→ Problem to solve
Pick out every line in the data below that holds "annotation".

== Records shown ==

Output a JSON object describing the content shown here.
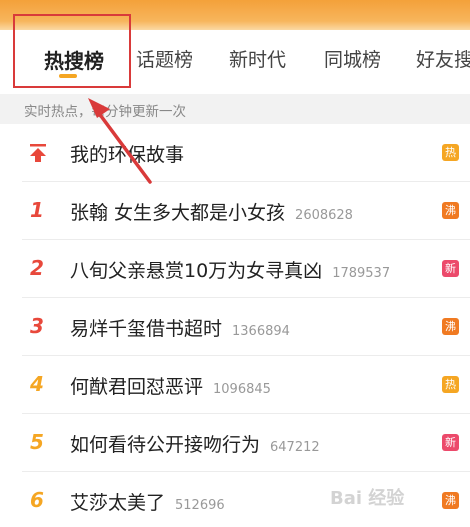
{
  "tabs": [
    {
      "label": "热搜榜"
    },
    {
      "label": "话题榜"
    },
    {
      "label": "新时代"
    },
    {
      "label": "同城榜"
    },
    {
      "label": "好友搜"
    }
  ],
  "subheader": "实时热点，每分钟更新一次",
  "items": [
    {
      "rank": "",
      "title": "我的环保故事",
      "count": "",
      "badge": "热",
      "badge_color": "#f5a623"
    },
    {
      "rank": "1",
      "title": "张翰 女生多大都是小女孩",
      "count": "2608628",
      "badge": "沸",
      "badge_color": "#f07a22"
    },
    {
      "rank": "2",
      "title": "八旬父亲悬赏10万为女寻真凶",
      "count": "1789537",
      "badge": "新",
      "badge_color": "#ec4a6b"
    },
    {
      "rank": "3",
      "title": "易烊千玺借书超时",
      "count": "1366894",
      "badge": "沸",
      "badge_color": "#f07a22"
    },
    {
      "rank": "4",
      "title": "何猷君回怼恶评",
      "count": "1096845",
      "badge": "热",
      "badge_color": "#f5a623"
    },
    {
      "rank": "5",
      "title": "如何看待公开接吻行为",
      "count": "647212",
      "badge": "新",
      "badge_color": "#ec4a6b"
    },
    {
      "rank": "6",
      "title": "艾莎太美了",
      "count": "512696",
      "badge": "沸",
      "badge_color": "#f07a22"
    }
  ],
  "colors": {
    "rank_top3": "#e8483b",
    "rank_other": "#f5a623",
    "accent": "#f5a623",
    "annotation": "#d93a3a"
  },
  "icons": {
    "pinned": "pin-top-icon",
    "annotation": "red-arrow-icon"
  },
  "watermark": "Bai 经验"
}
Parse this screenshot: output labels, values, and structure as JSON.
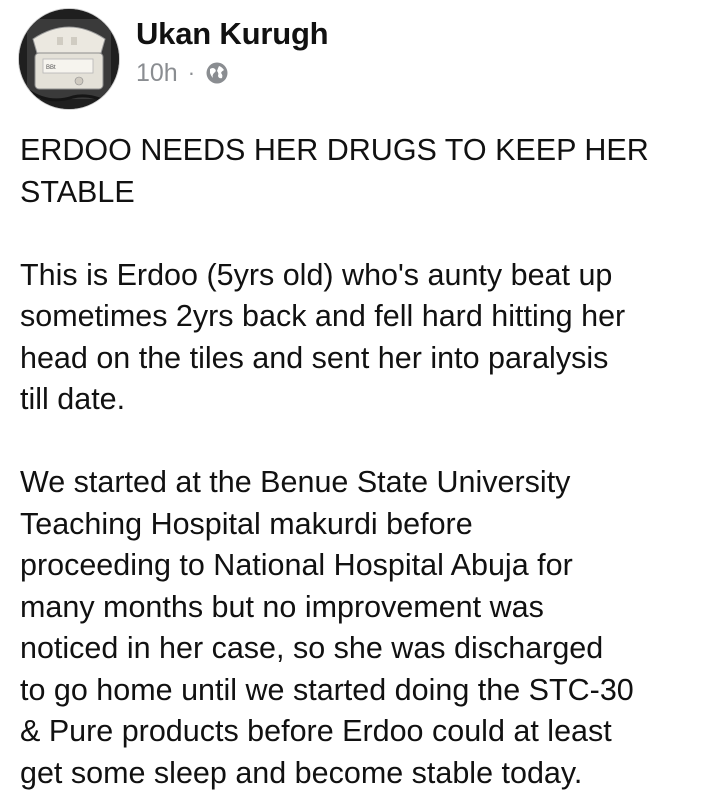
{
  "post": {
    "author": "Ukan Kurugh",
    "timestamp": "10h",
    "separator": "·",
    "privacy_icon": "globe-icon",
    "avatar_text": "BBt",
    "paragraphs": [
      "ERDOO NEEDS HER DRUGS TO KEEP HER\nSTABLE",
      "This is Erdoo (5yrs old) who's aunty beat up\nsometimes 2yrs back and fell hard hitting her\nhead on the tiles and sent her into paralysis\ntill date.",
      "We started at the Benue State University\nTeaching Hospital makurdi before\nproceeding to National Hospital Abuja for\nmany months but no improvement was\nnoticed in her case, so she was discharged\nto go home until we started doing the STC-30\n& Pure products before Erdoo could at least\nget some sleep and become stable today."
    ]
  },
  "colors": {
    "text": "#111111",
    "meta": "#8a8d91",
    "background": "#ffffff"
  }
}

===
== Records shown ==

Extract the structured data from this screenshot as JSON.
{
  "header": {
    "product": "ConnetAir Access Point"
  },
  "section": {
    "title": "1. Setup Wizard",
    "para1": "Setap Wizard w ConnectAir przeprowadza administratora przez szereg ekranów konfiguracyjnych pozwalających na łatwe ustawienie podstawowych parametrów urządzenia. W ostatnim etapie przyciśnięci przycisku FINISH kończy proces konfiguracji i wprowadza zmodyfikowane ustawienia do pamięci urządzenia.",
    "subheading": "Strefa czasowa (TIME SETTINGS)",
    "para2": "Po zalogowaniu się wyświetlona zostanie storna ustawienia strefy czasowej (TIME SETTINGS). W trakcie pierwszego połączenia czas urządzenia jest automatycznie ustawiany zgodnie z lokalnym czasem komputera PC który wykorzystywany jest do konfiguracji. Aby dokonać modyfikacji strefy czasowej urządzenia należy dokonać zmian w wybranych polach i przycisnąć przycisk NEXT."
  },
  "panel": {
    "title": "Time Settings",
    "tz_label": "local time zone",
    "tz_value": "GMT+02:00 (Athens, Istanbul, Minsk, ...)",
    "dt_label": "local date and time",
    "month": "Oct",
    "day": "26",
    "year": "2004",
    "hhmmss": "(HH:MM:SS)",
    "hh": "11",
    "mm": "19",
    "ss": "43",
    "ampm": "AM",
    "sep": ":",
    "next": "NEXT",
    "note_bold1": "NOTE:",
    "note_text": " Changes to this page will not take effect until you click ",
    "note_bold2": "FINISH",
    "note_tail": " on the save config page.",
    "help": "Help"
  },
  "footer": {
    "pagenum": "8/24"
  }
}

===

→ Correct output
    "annotation": "#d93a3a"
    "annotation": "red-arrow-icon"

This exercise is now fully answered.